Task objective - Output every line exactly as written. Leave out pictures.
-- START OF Available data --
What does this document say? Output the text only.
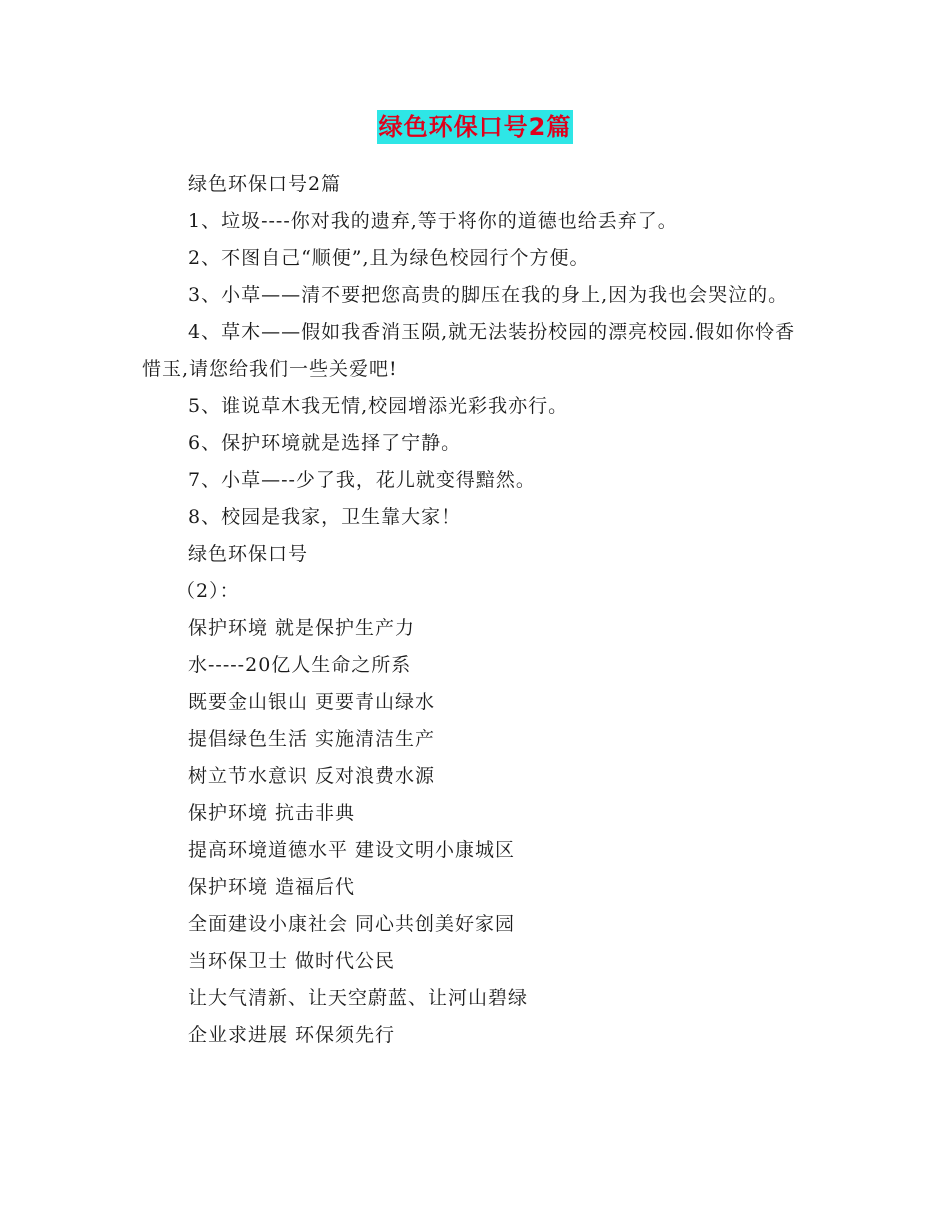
绿色环保口号2篇

绿色环保口号2篇

1、垃圾----你对我的遗弃,等于将你的道德也给丢弃了。

2、不图自己“顺便”,且为绿色校园行个方便。

3、小草——清不要把您高贵的脚压在我的身上,因为我也会哭泣的。

4、草木——假如我香消玉陨,就无法装扮校园的漂亮校园.假如你怜香惜玉,请您给我们一些关爱吧!

5、谁说草木我无情,校园增添光彩我亦行。

6、保护环境就是选择了宁静。

7、小草—--少了我，花儿就变得黯然。

8、校园是我家，卫生靠大家！

绿色环保口号

（2）：

保护环境 就是保护生产力

水-----20亿人生命之所系

既要金山银山 更要青山绿水

提倡绿色生活 实施清洁生产

树立节水意识 反对浪费水源

保护环境 抗击非典

提高环境道德水平 建设文明小康城区

保护环境 造福后代

全面建设小康社会 同心共创美好家园

当环保卫士 做时代公民

让大气清新、让天空蔚蓝、让河山碧绿

企业求进展 环保须先行
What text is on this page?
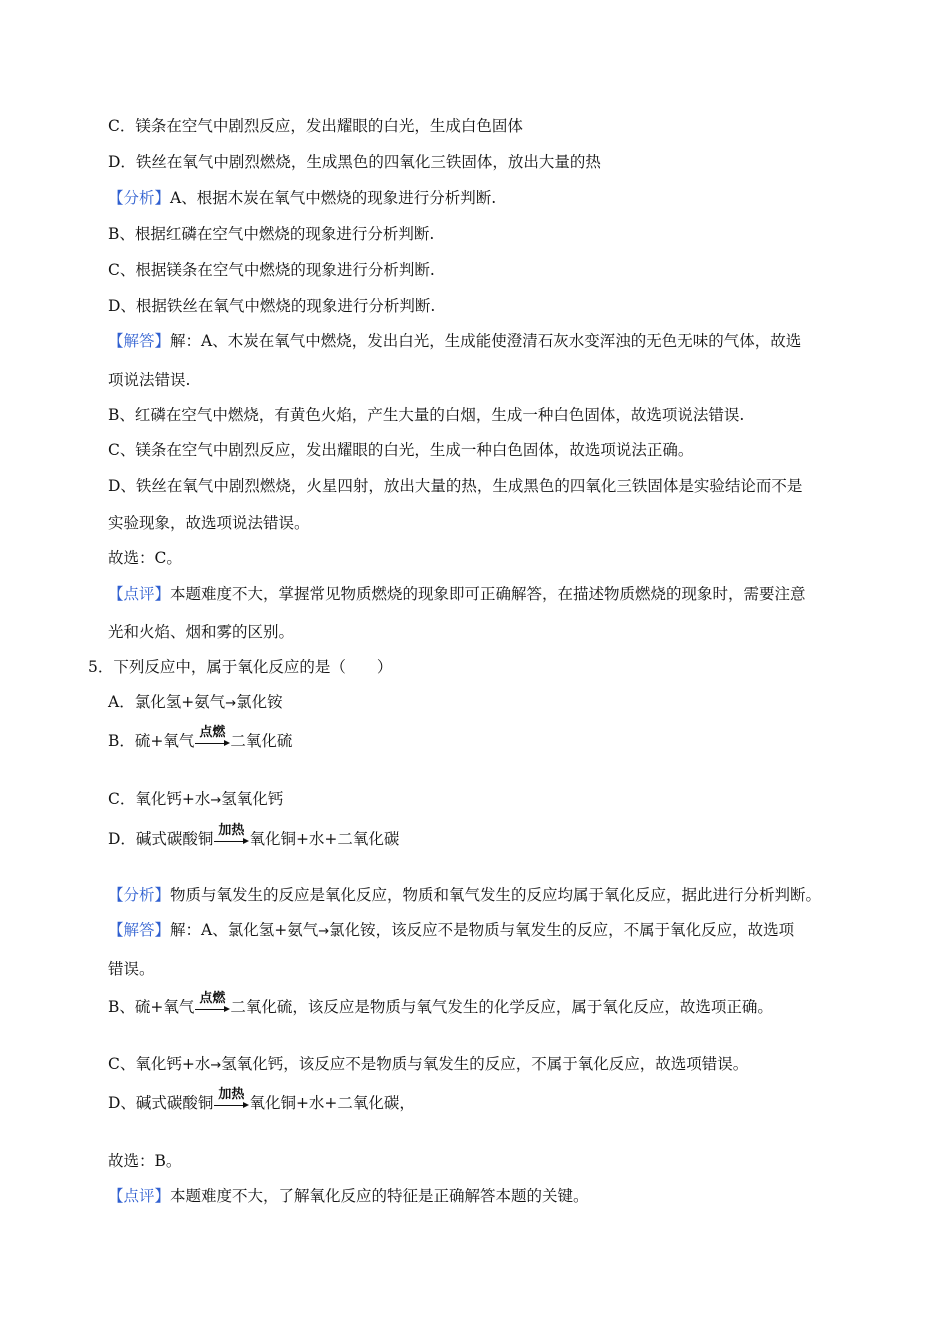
C．镁条在空气中剧烈反应，发出耀眼的白光，生成白色固体
D．铁丝在氧气中剧烈燃烧，生成黑色的四氧化三铁固体，放出大量的热
【分析】A、根据木炭在氧气中燃烧的现象进行分析判断.
B、根据红磷在空气中燃烧的现象进行分析判断.
C、根据镁条在空气中燃烧的现象进行分析判断.
D、根据铁丝在氧气中燃烧的现象进行分析判断.
【解答】解：A、木炭在氧气中燃烧，发出白光，生成能使澄清石灰水变浑浊的无色无味的气体，故选
项说法错误.
B、红磷在空气中燃烧，有黄色火焰，产生大量的白烟，生成一种白色固体，故选项说法错误.
C、镁条在空气中剧烈反应，发出耀眼的白光，生成一种白色固体，故选项说法正确。
D、铁丝在氧气中剧烈燃烧，火星四射，放出大量的热，生成黑色的四氧化三铁固体是实验结论而不是
实验现象，故选项说法错误。
故选：C。
【点评】本题难度不大，掌握常见物质燃烧的现象即可正确解答，在描述物质燃烧的现象时，需要注意
光和火焰、烟和雾的区别。
5．下列反应中，属于氧化反应的是（　　）
A．氯化氢+氨气→氯化铵
B．硫+氧气 点燃 二氧化硫
C．氧化钙+水→氢氧化钙
D．碱式碳酸铜 加热 氧化铜+水+二氧化碳
【分析】物质与氧发生的反应是氧化反应，物质和氧气发生的反应均属于氧化反应，据此进行分析判断。
【解答】解：A、氯化氢+氨气→氯化铵，该反应不是物质与氧发生的反应，不属于氧化反应，故选项
错误。
B、硫+氧气 点燃 二氧化硫，该反应是物质与氧气发生的化学反应，属于氧化反应，故选项正确。
C、氧化钙+水→氢氧化钙，该反应不是物质与氧发生的反应，不属于氧化反应，故选项错误。
D、碱式碳酸铜 加热 氧化铜+水+二氧化碳，
故选：B。
【点评】本题难度不大，了解氧化反应的特征是正确解答本题的关键。
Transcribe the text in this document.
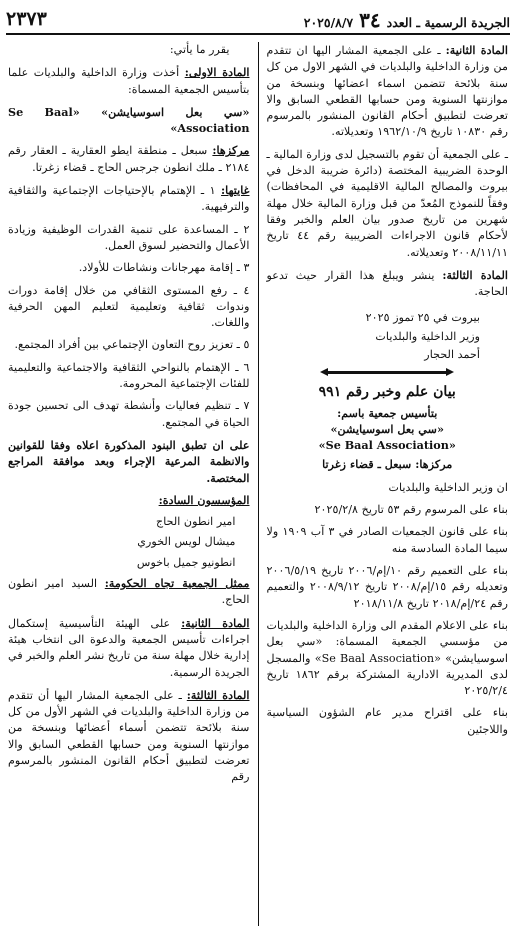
الجريدة الرسمية ـ العدد
٣٤
٢٠٢٥/٨/٧
٢٣٧٣

المادة الثانية: ـ على الجمعية المشار اليها ان تتقدم من وزارة الداخلية والبلديات في الشهر الاول من كل سنة بلائحة تتضمن اسماء اعضائها وبنسخة من موازنتها السنوية ومن حسابها القطعي السابق والا تعرضت لتطبيق أحكام القانون المنشور بالمرسوم رقم ١٠٨٣٠ تاريخ ١٩٦٢/١٠/٩ وتعديلاته.

ـ على الجمعية أن تقوم بالتسجيل لدى وزارة المالية ـ الوحدة الضريبية المختصة (دائرة ضريبة الدخل في بيروت والمصالح المالية الاقليمية في المحافظات) وفقاً للنموذج المُعدّ من قبل وزارة المالية خلال مهلة شهرين من تاريخ صدور بيان العلم والخبر وفقا لأحكام قانون الاجراءات الضريبية رقم ٤٤ تاريخ ٢٠٠٨/١١/١١ وتعديلاته.

المادة الثالثة: ينشر ويبلغ هذا القرار حيث تدعو الحاجة.

بيروت في ٢٥ تموز ٢٠٢٥

وزير الداخلية والبلديات

أحمد الحجار

بيان علم وخبر رقم ٩٩١

بتأسيس جمعية باسم:

«سي بعل اسوسيايشن»

«Se Baal Association»

مركزها: سبعل ـ قضاء زغرتا

ان وزير الداخلية والبلديات

بناء على المرسوم رقم ٥٣ تاريخ ٢٠٢٥/٢/٨

بناء على قانون الجمعيات الصادر في ٣ آب ١٩٠٩ ولا سيما المادة السادسة منه

بناء على التعميم رقم ١٠/إم/٢٠٠٦ تاريخ ٢٠٠٦/٥/١٩ وتعديله رقم ١٥/إم/٢٠٠٨ تاريخ ٢٠٠٨/٩/١٢ والتعميم رقم ٢٤/إم/٢٠١٨ تاريخ ٢٠١٨/١١/٨

بناء على الاعلام المقدم الى وزارة الداخلية والبلديات من مؤسسي الجمعية المسماة: «سي بعل اسوسيايشن» «Se Baal Association» والمسجل لدى المديرية الادارية المشتركة برقم ١٨٦٢ تاريخ ٢٠٢٥/٢/٤

بناء على اقتراح مدير عام الشؤون السياسية واللاجئين

يقرر ما يأتي:

المادة الاولى: أخذت وزارة الداخلية والبلديات علما بتأسيس الجمعية المسماة:

«سي بعل اسوسيايشن» «Se Baal Association»

مركزها: سبعل ـ منطقة ايطو العقارية ـ العقار رقم ٢١٨٤ ـ ملك انطون جرجس الحاج ـ قضاء زغرتا.

غايتها: ١ ـ الإهتمام بالإحتياجات الإجتماعية والثقافية والترفيهية.

٢ ـ المساعدة على تنمية القدرات الوظيفية وزيادة الأعمال والتحضير لسوق العمل.

٣ ـ إقامة مهرجانات ونشاطات للأولاد.

٤ ـ رفع المستوى الثقافي من خلال إقامة دورات وندوات ثقافية وتعليمية لتعليم المهن الحرفية واللغات.

٥ ـ تعزيز روح التعاون الإجتماعي بين أفراد المجتمع.

٦ ـ الإهتمام بالنواحي الثقافية والاجتماعية والتعليمية للفئات الإجتماعية المحرومة.

٧ ـ تنظيم فعاليات وأنشطة تهدف الى تحسين جودة الحياة في المجتمع.

على ان تطبق البنود المذكورة اعلاه وفقا للقوانين والانظمة المرعية الإجراء وبعد موافقة المراجع المختصة.

المؤسسون السادة:

امير انطون الحاج

ميشال لويس الخوري

انطونيو جميل باخوس

ممثل الجمعية تجاه الحكومة: السيد امير انطون الحاج.

المادة الثانية: على الهيئة التأسيسية إستكمال اجراءات تأسيس الجمعية والدعوة الى انتخاب هيئة إدارية خلال مهلة سنة من تاريخ نشر العلم والخبر في الجريدة الرسمية.

المادة الثالثة: ـ على الجمعية المشار اليها أن تتقدم من وزارة الداخلية والبلديات في الشهر الأول من كل سنة بلائحة تتضمن أسماء أعضائها وبنسخة من موازنتها السنوية ومن حسابها القطعي السابق والا تعرضت لتطبيق أحكام القانون المنشور بالمرسوم رقم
-- END OF Available data --
Right answer -
What does this document say? Output the text only.
绿色环保口号2篇

绿色环保口号2篇

1、垃圾----你对我的遗弃,等于将你的道德也给丢弃了。

2、不图自己“顺便”,且为绿色校园行个方便。

3、小草——清不要把您高贵的脚压在我的身上,因为我也会哭泣的。

4、草木——假如我香消玉陨,就无法装扮校园的漂亮校园.假如你怜香惜玉,请您给我们一些关爱吧!

5、谁说草木我无情,校园增添光彩我亦行。

6、保护环境就是选择了宁静。

7、小草—--少了我，花儿就变得黯然。

8、校园是我家，卫生靠大家！

绿色环保口号

（2）：

保护环境 就是保护生产力

水-----20亿人生命之所系

既要金山银山 更要青山绿水

提倡绿色生活 实施清洁生产

树立节水意识 反对浪费水源

保护环境 抗击非典

提高环境道德水平 建设文明小康城区

保护环境 造福后代

全面建设小康社会 同心共创美好家园

当环保卫士 做时代公民

让大气清新、让天空蔚蓝、让河山碧绿

企业求进展 环保须先行
What text is on this page?
C．镁条在空气中剧烈反应，发出耀眼的白光，生成白色固体
D．铁丝在氧气中剧烈燃烧，生成黑色的四氧化三铁固体，放出大量的热
【分析】A、根据木炭在氧气中燃烧的现象进行分析判断.
B、根据红磷在空气中燃烧的现象进行分析判断.
C、根据镁条在空气中燃烧的现象进行分析判断.
D、根据铁丝在氧气中燃烧的现象进行分析判断.
【解答】解：A、木炭在氧气中燃烧，发出白光，生成能使澄清石灰水变浑浊的无色无味的气体，故选
项说法错误.
B、红磷在空气中燃烧，有黄色火焰，产生大量的白烟，生成一种白色固体，故选项说法错误.
C、镁条在空气中剧烈反应，发出耀眼的白光，生成一种白色固体，故选项说法正确。
D、铁丝在氧气中剧烈燃烧，火星四射，放出大量的热，生成黑色的四氧化三铁固体是实验结论而不是
实验现象，故选项说法错误。
故选：C。
【点评】本题难度不大，掌握常见物质燃烧的现象即可正确解答，在描述物质燃烧的现象时，需要注意
光和火焰、烟和雾的区别。
5．下列反应中，属于氧化反应的是（　　）
A．氯化氢+氨气→氯化铵
B．硫+氧气 点燃 二氧化硫
C．氧化钙+水→氢氧化钙
D．碱式碳酸铜 加热 氧化铜+水+二氧化碳
【分析】物质与氧发生的反应是氧化反应，物质和氧气发生的反应均属于氧化反应，据此进行分析判断。
【解答】解：A、氯化氢+氨气→氯化铵，该反应不是物质与氧发生的反应，不属于氧化反应，故选项
错误。
B、硫+氧气 点燃 二氧化硫，该反应是物质与氧气发生的化学反应，属于氧化反应，故选项正确。
C、氧化钙+水→氢氧化钙，该反应不是物质与氧发生的反应，不属于氧化反应，故选项错误。
D、碱式碳酸铜 加热 氧化铜+水+二氧化碳，
故选：B。
【点评】本题难度不大，了解氧化反应的特征是正确解答本题的关键。
Transcribe the text in this document.
الجريدة الرسمية ـ العدد
٣٤
٢٠٢٥/٨/٧
٢٣٧٣

المادة الثانية: ـ على الجمعية المشار اليها ان تتقدم من وزارة الداخلية والبلديات في الشهر الاول من كل سنة بلائحة تتضمن اسماء اعضائها وبنسخة من موازنتها السنوية ومن حسابها القطعي السابق والا تعرضت لتطبيق أحكام القانون المنشور بالمرسوم رقم ١٠٨٣٠ تاريخ ١٩٦٢/١٠/٩ وتعديلاته.

ـ على الجمعية أن تقوم بالتسجيل لدى وزارة المالية ـ الوحدة الضريبية المختصة (دائرة ضريبة الدخل في بيروت والمصالح المالية الاقليمية في المحافظات) وفقاً للنموذج المُعدّ من قبل وزارة المالية خلال مهلة شهرين من تاريخ صدور بيان العلم والخبر وفقا لأحكام قانون الاجراءات الضريبية رقم ٤٤ تاريخ ٢٠٠٨/١١/١١ وتعديلاته.

المادة الثالثة: ينشر ويبلغ هذا القرار حيث تدعو الحاجة.

بيروت في ٢٥ تموز ٢٠٢٥

وزير الداخلية والبلديات

أحمد الحجار

بيان علم وخبر رقم ٩٩١

بتأسيس جمعية باسم:

«سي بعل اسوسيايشن»

«Se Baal Association»

مركزها: سبعل ـ قضاء زغرتا

ان وزير الداخلية والبلديات

بناء على المرسوم رقم ٥٣ تاريخ ٢٠٢٥/٢/٨

بناء على قانون الجمعيات الصادر في ٣ آب ١٩٠٩ ولا سيما المادة السادسة منه

بناء على التعميم رقم ١٠/إم/٢٠٠٦ تاريخ ٢٠٠٦/٥/١٩ وتعديله رقم ١٥/إم/٢٠٠٨ تاريخ ٢٠٠٨/٩/١٢ والتعميم رقم ٢٤/إم/٢٠١٨ تاريخ ٢٠١٨/١١/٨

بناء على الاعلام المقدم الى وزارة الداخلية والبلديات من مؤسسي الجمعية المسماة: «سي بعل اسوسيايشن» «Se Baal Association» والمسجل لدى المديرية الادارية المشتركة برقم ١٨٦٢ تاريخ ٢٠٢٥/٢/٤

بناء على اقتراح مدير عام الشؤون السياسية واللاجئين

يقرر ما يأتي:

المادة الاولى: أخذت وزارة الداخلية والبلديات علما بتأسيس الجمعية المسماة:

«سي بعل اسوسيايشن» «Se Baal Association»

مركزها: سبعل ـ منطقة ايطو العقارية ـ العقار رقم ٢١٨٤ ـ ملك انطون جرجس الحاج ـ قضاء زغرتا.

غايتها: ١ ـ الإهتمام بالإحتياجات الإجتماعية والثقافية والترفيهية.

٢ ـ المساعدة على تنمية القدرات الوظيفية وزيادة الأعمال والتحضير لسوق العمل.

٣ ـ إقامة مهرجانات ونشاطات للأولاد.

٤ ـ رفع المستوى الثقافي من خلال إقامة دورات وندوات ثقافية وتعليمية لتعليم المهن الحرفية واللغات.

٥ ـ تعزيز روح التعاون الإجتماعي بين أفراد المجتمع.

٦ ـ الإهتمام بالنواحي الثقافية والاجتماعية والتعليمية للفئات الإجتماعية المحرومة.

٧ ـ تنظيم فعاليات وأنشطة تهدف الى تحسين جودة الحياة في المجتمع.

على ان تطبق البنود المذكورة اعلاه وفقا للقوانين والانظمة المرعية الإجراء وبعد موافقة المراجع المختصة.

المؤسسون السادة:

امير انطون الحاج

ميشال لويس الخوري

انطونيو جميل باخوس

ممثل الجمعية تجاه الحكومة: السيد امير انطون الحاج.

المادة الثانية: على الهيئة التأسيسية إستكمال اجراءات تأسيس الجمعية والدعوة الى انتخاب هيئة إدارية خلال مهلة سنة من تاريخ نشر العلم والخبر في الجريدة الرسمية.

المادة الثالثة: ـ على الجمعية المشار اليها أن تتقدم من وزارة الداخلية والبلديات في الشهر الأول من كل سنة بلائحة تتضمن أسماء أعضائها وبنسخة من موازنتها السنوية ومن حسابها القطعي السابق والا تعرضت لتطبيق أحكام القانون المنشور بالمرسوم رقم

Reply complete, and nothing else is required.